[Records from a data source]
____________________

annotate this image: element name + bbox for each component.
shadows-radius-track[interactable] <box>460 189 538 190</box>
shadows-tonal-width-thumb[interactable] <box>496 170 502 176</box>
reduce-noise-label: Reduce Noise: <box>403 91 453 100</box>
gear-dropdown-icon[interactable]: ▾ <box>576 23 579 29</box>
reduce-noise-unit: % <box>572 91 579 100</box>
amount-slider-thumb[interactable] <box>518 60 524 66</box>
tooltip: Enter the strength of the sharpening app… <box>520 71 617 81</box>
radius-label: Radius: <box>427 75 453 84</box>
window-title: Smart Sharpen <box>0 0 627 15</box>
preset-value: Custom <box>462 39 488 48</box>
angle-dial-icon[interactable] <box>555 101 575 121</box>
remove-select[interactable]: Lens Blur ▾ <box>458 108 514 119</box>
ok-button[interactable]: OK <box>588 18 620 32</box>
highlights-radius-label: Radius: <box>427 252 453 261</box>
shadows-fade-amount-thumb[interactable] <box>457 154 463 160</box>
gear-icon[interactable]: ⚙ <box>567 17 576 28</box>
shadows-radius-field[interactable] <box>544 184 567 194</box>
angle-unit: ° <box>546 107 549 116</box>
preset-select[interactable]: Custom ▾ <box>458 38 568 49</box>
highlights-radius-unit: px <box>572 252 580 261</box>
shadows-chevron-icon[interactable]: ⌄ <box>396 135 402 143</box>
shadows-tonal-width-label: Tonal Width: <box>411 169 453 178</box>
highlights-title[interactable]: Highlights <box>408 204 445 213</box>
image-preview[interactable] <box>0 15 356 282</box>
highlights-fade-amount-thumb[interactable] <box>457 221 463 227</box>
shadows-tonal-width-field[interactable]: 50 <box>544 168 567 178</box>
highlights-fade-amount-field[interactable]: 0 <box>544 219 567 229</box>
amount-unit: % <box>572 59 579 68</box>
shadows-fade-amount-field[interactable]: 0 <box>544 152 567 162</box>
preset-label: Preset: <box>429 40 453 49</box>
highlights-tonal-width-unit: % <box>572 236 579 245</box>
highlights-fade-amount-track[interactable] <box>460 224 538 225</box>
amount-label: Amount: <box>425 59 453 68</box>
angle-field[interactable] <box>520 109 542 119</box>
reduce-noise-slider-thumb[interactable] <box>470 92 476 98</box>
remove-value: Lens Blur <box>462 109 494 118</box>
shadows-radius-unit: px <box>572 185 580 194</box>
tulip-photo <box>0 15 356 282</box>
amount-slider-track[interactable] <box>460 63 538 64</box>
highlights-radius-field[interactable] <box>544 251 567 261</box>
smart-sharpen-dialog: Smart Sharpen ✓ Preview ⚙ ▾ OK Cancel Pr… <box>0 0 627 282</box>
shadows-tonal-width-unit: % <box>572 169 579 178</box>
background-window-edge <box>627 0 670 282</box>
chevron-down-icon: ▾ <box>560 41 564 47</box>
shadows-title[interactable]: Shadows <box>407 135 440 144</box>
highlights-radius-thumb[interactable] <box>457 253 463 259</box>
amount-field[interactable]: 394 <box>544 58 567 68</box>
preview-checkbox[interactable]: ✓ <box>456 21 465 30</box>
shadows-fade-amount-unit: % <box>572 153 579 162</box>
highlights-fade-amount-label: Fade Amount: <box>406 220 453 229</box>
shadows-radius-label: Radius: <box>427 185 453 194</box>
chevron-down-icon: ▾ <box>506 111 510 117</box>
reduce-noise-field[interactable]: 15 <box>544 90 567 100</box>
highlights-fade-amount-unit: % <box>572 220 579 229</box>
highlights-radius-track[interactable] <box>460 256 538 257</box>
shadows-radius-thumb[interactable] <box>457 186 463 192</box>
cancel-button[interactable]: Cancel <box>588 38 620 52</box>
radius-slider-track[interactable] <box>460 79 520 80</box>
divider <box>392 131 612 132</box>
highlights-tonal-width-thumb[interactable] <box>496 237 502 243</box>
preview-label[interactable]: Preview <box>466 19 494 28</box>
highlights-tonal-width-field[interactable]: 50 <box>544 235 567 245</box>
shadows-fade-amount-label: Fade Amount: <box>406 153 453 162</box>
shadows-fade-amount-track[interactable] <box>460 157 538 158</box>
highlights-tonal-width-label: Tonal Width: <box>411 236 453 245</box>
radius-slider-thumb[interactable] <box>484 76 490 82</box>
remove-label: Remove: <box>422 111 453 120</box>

____________________

**JOB:** Render every line of the listing above as a JSON list of strings, one string per line, omitting blank lines.

**RIGHT ANSWER:**
[
  "annotate this image: element name + bbox for each component.",
  "shadows-radius-track[interactable] <box>460 189 538 190</box>",
  "shadows-tonal-width-thumb[interactable] <box>496 170 502 176</box>",
  "reduce-noise-label: Reduce Noise: <box>403 91 453 100</box>",
  "gear-dropdown-icon[interactable]: ▾ <box>576 23 579 29</box>",
  "reduce-noise-unit: % <box>572 91 579 100</box>",
  "amount-slider-thumb[interactable] <box>518 60 524 66</box>",
  "tooltip: Enter the strength of the sharpening app… <box>520 71 617 81</box>",
  "radius-label: Radius: <box>427 75 453 84</box>",
  "window-title: Smart Sharpen <box>0 0 627 15</box>",
  "preset-value: Custom <box>462 39 488 48</box>",
  "angle-dial-icon[interactable] <box>555 101 575 121</box>",
  "remove-select[interactable]: Lens Blur ▾ <box>458 108 514 119</box>",
  "ok-button[interactable]: OK <box>588 18 620 32</box>",
  "highlights-radius-label: Radius: <box>427 252 453 261</box>",
  "shadows-fade-amount-thumb[interactable] <box>457 154 463 160</box>",
  "gear-icon[interactable]: ⚙ <box>567 17 576 28</box>",
  "shadows-radius-field[interactable] <box>544 184 567 194</box>",
  "angle-unit: ° <box>546 107 549 116</box>",
  "preset-select[interactable]: Custom ▾ <box>458 38 568 49</box>",
  "highlights-radius-unit: px <box>572 252 580 261</box>",
  "shadows-chevron-icon[interactable]: ⌄ <box>396 135 402 143</box>",
  "shadows-tonal-width-label: Tonal Width: <box>411 169 453 178</box>",
  "highlights-title[interactable]: Highlights <box>408 204 445 213</box>",
  "image-preview[interactable] <box>0 15 356 282</box>",
  "highlights-fade-amount-thumb[interactable] <box>457 221 463 227</box>",
  "shadows-tonal-width-field[interactable]: 50 <box>544 168 567 178</box>",
  "highlights-fade-amount-field[interactable]: 0 <box>544 219 567 229</box>",
  "amount-unit: % <box>572 59 579 68</box>",
  "shadows-fade-amount-field[interactable]: 0 <box>544 152 567 162</box>",
  "preset-label: Preset: <box>429 40 453 49</box>",
  "highlights-tonal-width-unit: % <box>572 236 579 245</box>",
  "highlights-fade-amount-track[interactable] <box>460 224 538 225</box>",
  "amount-label: Amount: <box>425 59 453 68</box>",
  "angle-field[interactable] <box>520 109 542 119</box>",
  "reduce-noise-slider-thumb[interactable] <box>470 92 476 98</box>",
  "remove-value: Lens Blur <box>462 109 494 118</box>",
  "shadows-radius-unit: px <box>572 185 580 194</box>",
  "tulip-photo <box>0 15 356 282</box>",
  "amount-slider-track[interactable] <box>460 63 538 64</box>",
  "highlights-radius-field[interactable] <box>544 251 567 261</box>",
  "smart-sharpen-dialog: Smart Sharpen ✓ Preview ⚙ ▾ OK Cancel Pr… <box>0 0 627 282</box>",
  "shadows-tonal-width-unit: % <box>572 169 579 178</box>",
  "background-window-edge <box>627 0 670 282</box>",
  "chevron-down-icon: ▾ <box>560 41 564 47</box>",
  "shadows-title[interactable]: Shadows <box>407 135 440 144</box>",
  "highlights-radius-thumb[interactable] <box>457 253 463 259</box>",
  "amount-field[interactable]: 394 <box>544 58 567 68</box>",
  "preview-checkbox[interactable]: ✓ <box>456 21 465 30</box>",
  "shadows-fade-amount-unit: % <box>572 153 579 162</box>",
  "highlights-fade-amount-label: Fade Amount: <box>406 220 453 229</box>",
  "shadows-radius-label: Radius: <box>427 185 453 194</box>",
  "chevron-down-icon: ▾ <box>506 111 510 117</box>",
  "reduce-noise-field[interactable]: 15 <box>544 90 567 100</box>",
  "highlights-fade-amount-unit: % <box>572 220 579 229</box>",
  "highlights-radius-track[interactable] <box>460 256 538 257</box>",
  "shadows-radius-thumb[interactable] <box>457 186 463 192</box>",
  "cancel-button[interactable]: Cancel <box>588 38 620 52</box>",
  "radius-slider-track[interactable] <box>460 79 520 80</box>",
  "divider <box>392 131 612 132</box>",
  "highlights-tonal-width-thumb[interactable] <box>496 237 502 243</box>",
  "preview-label[interactable]: Preview <box>466 19 494 28</box>",
  "highlights-tonal-width-field[interactable]: 50 <box>544 235 567 245</box>",
  "shadows-fade-amount-label: Fade Amount: <box>406 153 453 162</box>",
  "shadows-fade-amount-track[interactable] <box>460 157 538 158</box>",
  "highlights-tonal-width-label: Tonal Width: <box>411 236 453 245</box>",
  "radius-slider-thumb[interactable] <box>484 76 490 82</box>",
  "remove-label: Remove: <box>422 111 453 120</box>"
]